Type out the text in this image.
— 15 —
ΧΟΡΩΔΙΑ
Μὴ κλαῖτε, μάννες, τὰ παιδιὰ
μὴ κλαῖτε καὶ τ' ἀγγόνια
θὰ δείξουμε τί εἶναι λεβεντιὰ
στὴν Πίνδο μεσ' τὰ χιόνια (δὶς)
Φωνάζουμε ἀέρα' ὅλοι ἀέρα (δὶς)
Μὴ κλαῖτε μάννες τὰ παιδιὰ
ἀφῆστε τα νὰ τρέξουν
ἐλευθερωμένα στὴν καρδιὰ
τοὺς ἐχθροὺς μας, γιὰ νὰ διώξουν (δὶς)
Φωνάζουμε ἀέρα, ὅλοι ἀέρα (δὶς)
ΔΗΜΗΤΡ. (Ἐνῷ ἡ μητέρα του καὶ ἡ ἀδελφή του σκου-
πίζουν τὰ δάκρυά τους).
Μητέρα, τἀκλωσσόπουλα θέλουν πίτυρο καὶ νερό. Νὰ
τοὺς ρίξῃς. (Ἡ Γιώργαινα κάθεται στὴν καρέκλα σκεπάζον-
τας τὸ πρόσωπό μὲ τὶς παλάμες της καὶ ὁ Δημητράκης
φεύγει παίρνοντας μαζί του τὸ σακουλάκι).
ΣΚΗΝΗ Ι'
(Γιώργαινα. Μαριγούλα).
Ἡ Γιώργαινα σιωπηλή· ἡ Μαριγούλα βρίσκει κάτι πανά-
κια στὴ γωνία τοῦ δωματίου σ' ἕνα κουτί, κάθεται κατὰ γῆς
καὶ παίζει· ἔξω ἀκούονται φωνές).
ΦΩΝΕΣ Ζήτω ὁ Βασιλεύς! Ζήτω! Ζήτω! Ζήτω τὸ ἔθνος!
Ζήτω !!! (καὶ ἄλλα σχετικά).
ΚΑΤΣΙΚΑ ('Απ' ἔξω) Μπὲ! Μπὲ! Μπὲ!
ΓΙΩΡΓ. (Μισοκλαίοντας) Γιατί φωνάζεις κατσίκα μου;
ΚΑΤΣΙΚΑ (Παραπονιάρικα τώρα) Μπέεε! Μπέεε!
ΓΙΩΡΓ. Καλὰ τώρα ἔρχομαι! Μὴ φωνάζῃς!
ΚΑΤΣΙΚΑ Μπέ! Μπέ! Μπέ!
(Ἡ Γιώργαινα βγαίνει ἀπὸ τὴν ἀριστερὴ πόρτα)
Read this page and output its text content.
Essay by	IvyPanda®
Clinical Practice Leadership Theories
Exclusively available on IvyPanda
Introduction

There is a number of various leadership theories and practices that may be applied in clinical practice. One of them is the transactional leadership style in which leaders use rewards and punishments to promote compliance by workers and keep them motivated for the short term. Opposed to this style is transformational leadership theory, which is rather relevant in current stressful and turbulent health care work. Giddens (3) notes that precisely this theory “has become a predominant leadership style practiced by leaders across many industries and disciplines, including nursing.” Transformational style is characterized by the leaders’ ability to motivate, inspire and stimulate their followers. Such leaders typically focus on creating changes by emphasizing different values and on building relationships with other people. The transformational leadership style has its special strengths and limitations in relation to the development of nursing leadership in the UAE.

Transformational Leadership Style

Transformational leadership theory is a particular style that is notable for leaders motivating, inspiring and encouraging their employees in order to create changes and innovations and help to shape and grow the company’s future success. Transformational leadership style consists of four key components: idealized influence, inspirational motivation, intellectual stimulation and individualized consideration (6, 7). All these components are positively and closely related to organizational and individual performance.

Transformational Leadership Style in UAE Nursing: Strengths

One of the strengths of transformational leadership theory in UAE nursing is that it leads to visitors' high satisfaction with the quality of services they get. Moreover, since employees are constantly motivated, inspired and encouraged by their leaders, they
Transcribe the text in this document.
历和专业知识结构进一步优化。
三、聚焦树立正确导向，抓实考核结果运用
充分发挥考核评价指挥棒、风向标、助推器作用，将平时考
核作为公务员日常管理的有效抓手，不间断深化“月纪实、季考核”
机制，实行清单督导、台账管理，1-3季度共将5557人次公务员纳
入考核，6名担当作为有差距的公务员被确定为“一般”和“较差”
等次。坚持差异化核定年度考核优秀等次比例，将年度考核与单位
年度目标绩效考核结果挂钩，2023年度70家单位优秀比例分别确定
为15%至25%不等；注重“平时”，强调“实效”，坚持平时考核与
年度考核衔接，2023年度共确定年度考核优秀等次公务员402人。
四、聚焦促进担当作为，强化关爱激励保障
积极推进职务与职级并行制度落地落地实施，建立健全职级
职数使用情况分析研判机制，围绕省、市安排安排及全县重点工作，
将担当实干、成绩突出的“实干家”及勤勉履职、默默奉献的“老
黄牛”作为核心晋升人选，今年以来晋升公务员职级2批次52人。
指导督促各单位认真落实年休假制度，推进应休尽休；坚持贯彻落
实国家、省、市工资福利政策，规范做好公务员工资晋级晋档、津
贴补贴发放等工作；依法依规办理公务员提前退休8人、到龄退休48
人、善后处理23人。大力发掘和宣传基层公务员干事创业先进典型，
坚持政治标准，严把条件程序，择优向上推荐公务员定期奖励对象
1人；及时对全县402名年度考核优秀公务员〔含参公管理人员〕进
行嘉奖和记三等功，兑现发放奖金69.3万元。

◆ ◆ ◆ ◆ ◆

:: What to produce ::
In the entries above, find the lines containing the word "ΓΙΩΡΓ" and say how many there are, with no other words.

:: Answer below ::
2